▶ Your instructions
Reproduce the listing word for word, leaving every picture behind.

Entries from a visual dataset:
-=-=-=-=-

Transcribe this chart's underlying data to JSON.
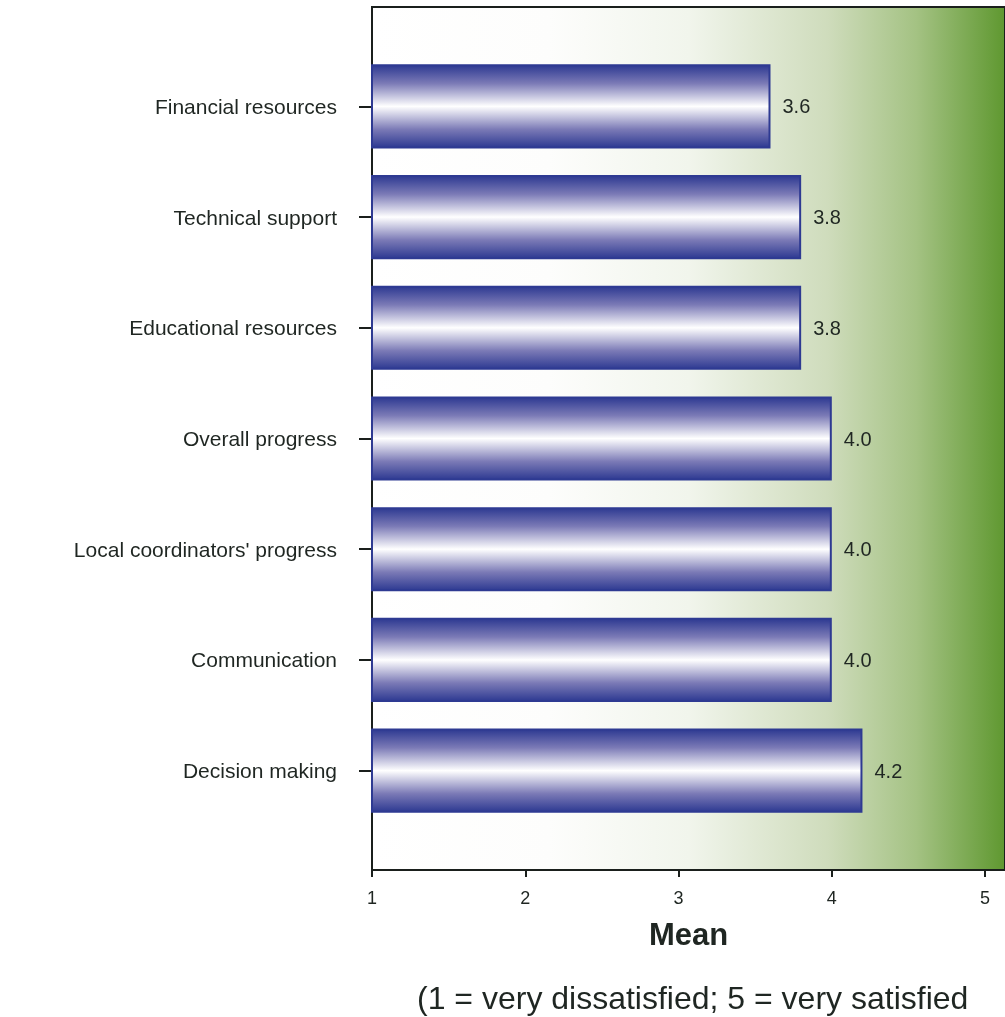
{
  "chart_data": {
    "type": "bar",
    "orientation": "horizontal",
    "categories": [
      "Financial resources",
      "Technical support",
      "Educational resources",
      "Overall progress",
      "Local coordinators' progress",
      "Communication",
      "Decision making"
    ],
    "values": [
      3.6,
      3.8,
      3.8,
      4.0,
      4.0,
      4.0,
      4.2
    ],
    "value_labels": [
      "3.6",
      "3.8",
      "3.8",
      "4.0",
      "4.0",
      "4.0",
      "4.2"
    ],
    "color": "#2e3a92",
    "xlabel": "Mean",
    "annotations": [
      "(1 = very dissatisfied; 5 = very satisfied"
    ],
    "xlim": [
      1,
      5.13
    ],
    "xticks": [
      1,
      2,
      3,
      4,
      5
    ]
  }
}
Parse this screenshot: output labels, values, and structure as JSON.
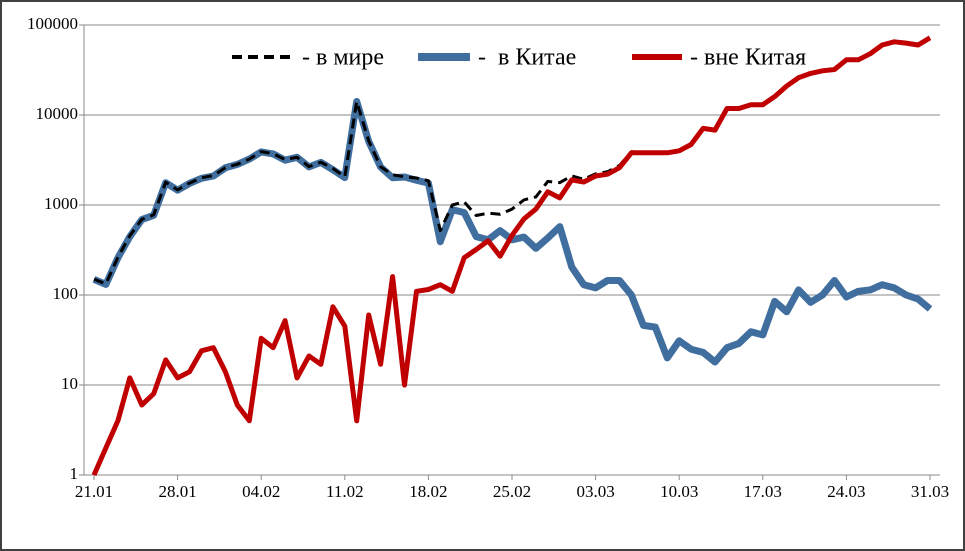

-=-=-=-=-

▶ Solution to the exercise
Transcribe this chart's underlying data to JSON.
{
  "chart_data": {
    "type": "bar",
    "orientation": "horizontal",
    "categories": [
      "Financial resources",
      "Technical support",
      "Educational resources",
      "Overall progress",
      "Local coordinators' progress",
      "Communication",
      "Decision making"
    ],
    "values": [
      3.6,
      3.8,
      3.8,
      4.0,
      4.0,
      4.0,
      4.2
    ],
    "value_labels": [
      "3.6",
      "3.8",
      "3.8",
      "4.0",
      "4.0",
      "4.0",
      "4.2"
    ],
    "color": "#2e3a92",
    "xlabel": "Mean",
    "annotations": [
      "(1 = very dissatisfied; 5 = very satisfied"
    ],
    "xlim": [
      1,
      5.13
    ],
    "xticks": [
      1,
      2,
      3,
      4,
      5
    ]
  }
}
Parse this screenshot: output labels, values, and structure as JSON.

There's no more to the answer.